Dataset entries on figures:
╔══

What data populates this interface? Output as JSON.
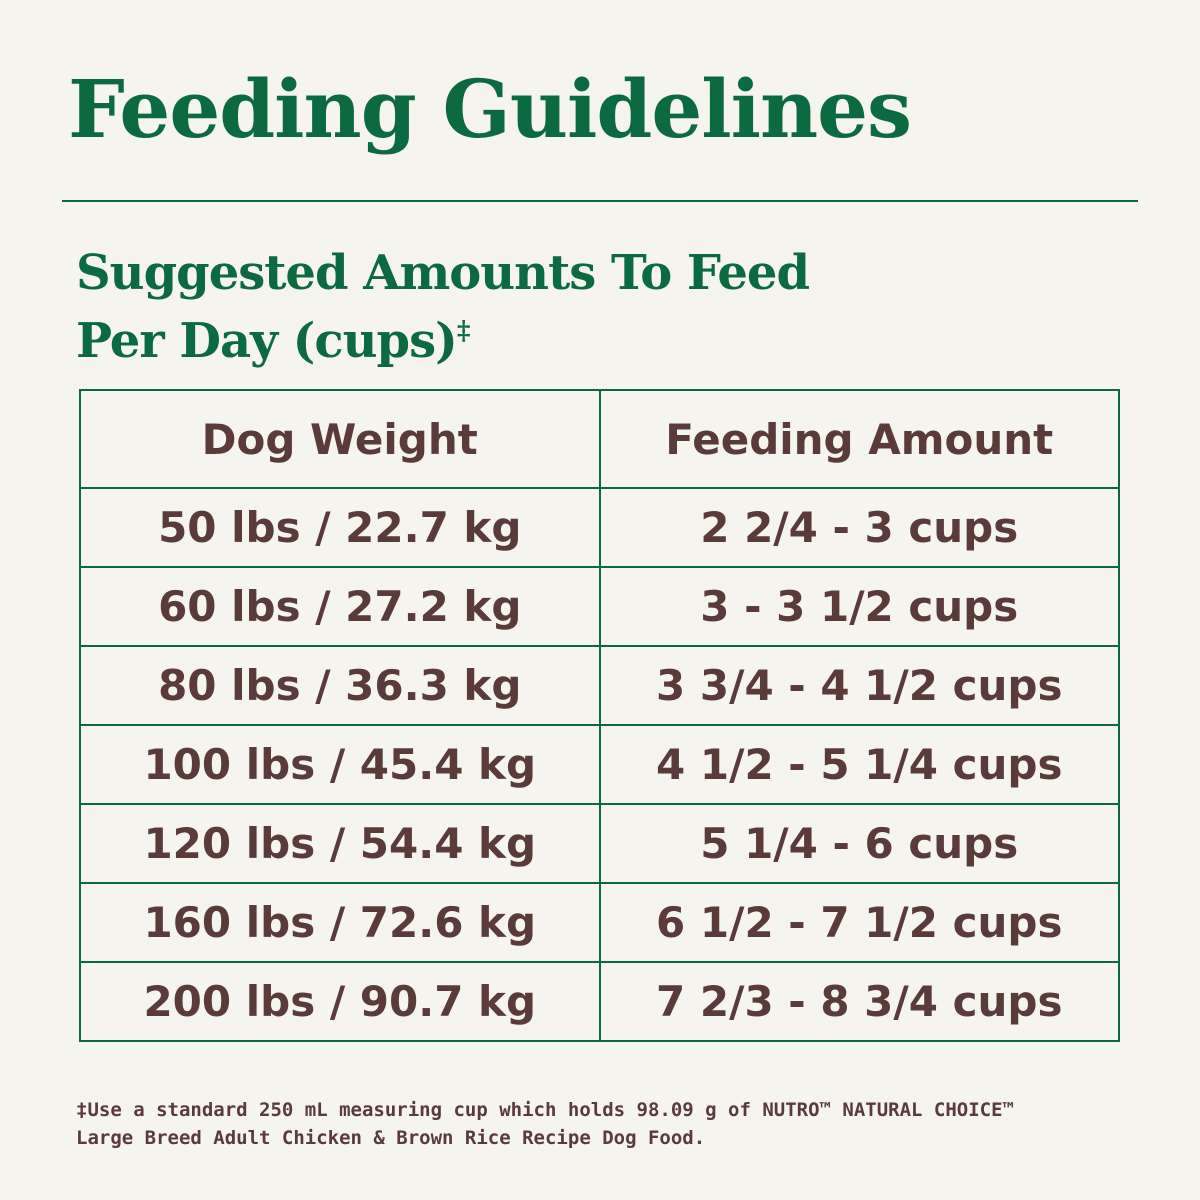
{
  "header": {
    "title": "Feeding Guidelines",
    "subtitle_line1": "Suggested Amounts To Feed",
    "subtitle_line2": "Per Day (cups)",
    "subtitle_mark": "‡"
  },
  "table": {
    "headers": [
      "Dog Weight",
      "Feeding Amount"
    ],
    "rows": [
      [
        "50 lbs / 22.7 kg",
        "2 2/4 - 3 cups"
      ],
      [
        "60 lbs / 27.2 kg",
        "3 - 3 1/2 cups"
      ],
      [
        "80 lbs / 36.3 kg",
        "3 3/4 - 4 1/2 cups"
      ],
      [
        "100 lbs / 45.4 kg",
        "4 1/2 - 5 1/4 cups"
      ],
      [
        "120 lbs / 54.4 kg",
        "5 1/4 - 6 cups"
      ],
      [
        "160 lbs / 72.6 kg",
        "6 1/2 - 7 1/2 cups"
      ],
      [
        "200 lbs / 90.7 kg",
        "7 2/3 - 8 3/4 cups"
      ]
    ]
  },
  "footnote": {
    "line1": "‡Use a standard 250 mL measuring cup which holds 98.09 g of NUTRO™ NATURAL CHOICE™",
    "line2": "Large Breed Adult Chicken & Brown Rice Recipe Dog Food."
  }
}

╚══

* REQUEST:
Omit the pictures. Transcribe every record exactly.

* FINAL ANSWER:
What data populates this interface? Output as JSON.
{
  "header": {
    "title": "Feeding Guidelines",
    "subtitle_line1": "Suggested Amounts To Feed",
    "subtitle_line2": "Per Day (cups)",
    "subtitle_mark": "‡"
  },
  "table": {
    "headers": [
      "Dog Weight",
      "Feeding Amount"
    ],
    "rows": [
      [
        "50 lbs / 22.7 kg",
        "2 2/4 - 3 cups"
      ],
      [
        "60 lbs / 27.2 kg",
        "3 - 3 1/2 cups"
      ],
      [
        "80 lbs / 36.3 kg",
        "3 3/4 - 4 1/2 cups"
      ],
      [
        "100 lbs / 45.4 kg",
        "4 1/2 - 5 1/4 cups"
      ],
      [
        "120 lbs / 54.4 kg",
        "5 1/4 - 6 cups"
      ],
      [
        "160 lbs / 72.6 kg",
        "6 1/2 - 7 1/2 cups"
      ],
      [
        "200 lbs / 90.7 kg",
        "7 2/3 - 8 3/4 cups"
      ]
    ]
  },
  "footnote": {
    "line1": "‡Use a standard 250 mL measuring cup which holds 98.09 g of NUTRO™ NATURAL CHOICE™",
    "line2": "Large Breed Adult Chicken & Brown Rice Recipe Dog Food."
  }
}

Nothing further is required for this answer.